WHAT THE TASK ASKS >> For this exercise, copy out each line of the material below that includes "icon".

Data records
↓↓↓

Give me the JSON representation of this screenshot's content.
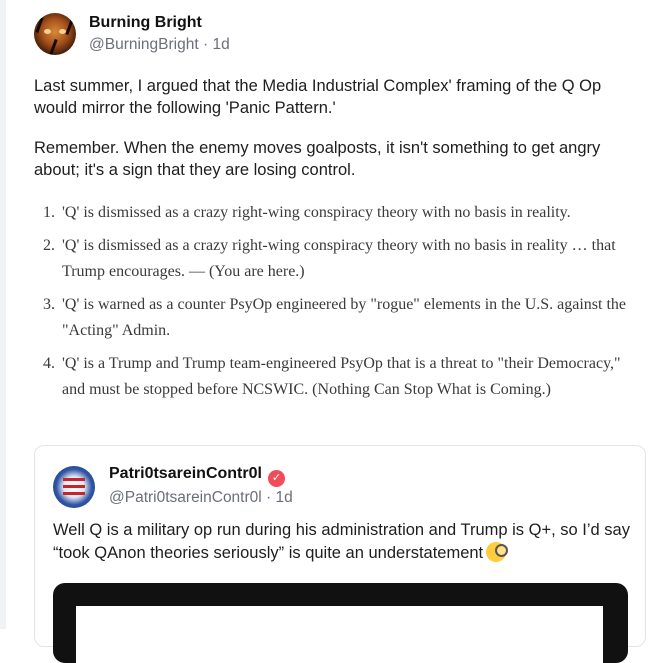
{
  "post": {
    "author": {
      "display_name": "Burning Bright",
      "handle": "@BurningBright",
      "separator": "·",
      "time": "1d"
    },
    "paragraphs": [
      "Last summer, I argued that the Media Industrial Complex' framing of the Q Op would mirror the following 'Panic Pattern.'",
      "Remember. When the enemy moves goalposts, it isn't something to get angry about; it's a sign that they are losing control."
    ],
    "list": [
      {
        "number": "1.",
        "text": "'Q' is dismissed as a crazy right-wing conspiracy theory with no basis in reality."
      },
      {
        "number": "2.",
        "text": "'Q' is dismissed as a crazy right-wing conspiracy theory with no basis in reality … that Trump encourages. — (You are here.)"
      },
      {
        "number": "3.",
        "text": "'Q' is warned as a counter PsyOp engineered by \"rogue\" elements in the U.S. against the \"Acting\" Admin."
      },
      {
        "number": "4.",
        "text": "'Q' is a Trump and Trump team-engineered PsyOp that is a threat to \"their Democracy,\" and must be stopped before NCSWIC. (Nothing Can Stop What is Coming.)"
      }
    ]
  },
  "quoted_post": {
    "author": {
      "display_name": "Patri0tsareinContr0l",
      "verified_icon": "verified-badge-icon",
      "handle": "@Patri0tsareinContr0l",
      "separator": "·",
      "time": "1d"
    },
    "text": "Well Q is a military op run during his administration and Trump is Q+, so I’d say “took QAnon theories seriously” is quite an understatement",
    "emoji": "monocle-face-icon"
  },
  "colors": {
    "verified": "#f04c5a",
    "muted_text": "#6b6f78"
  }
}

↑↑↑

REPLY >>
      "verified_icon": "verified-badge-icon",
    "emoji": "monocle-face-icon"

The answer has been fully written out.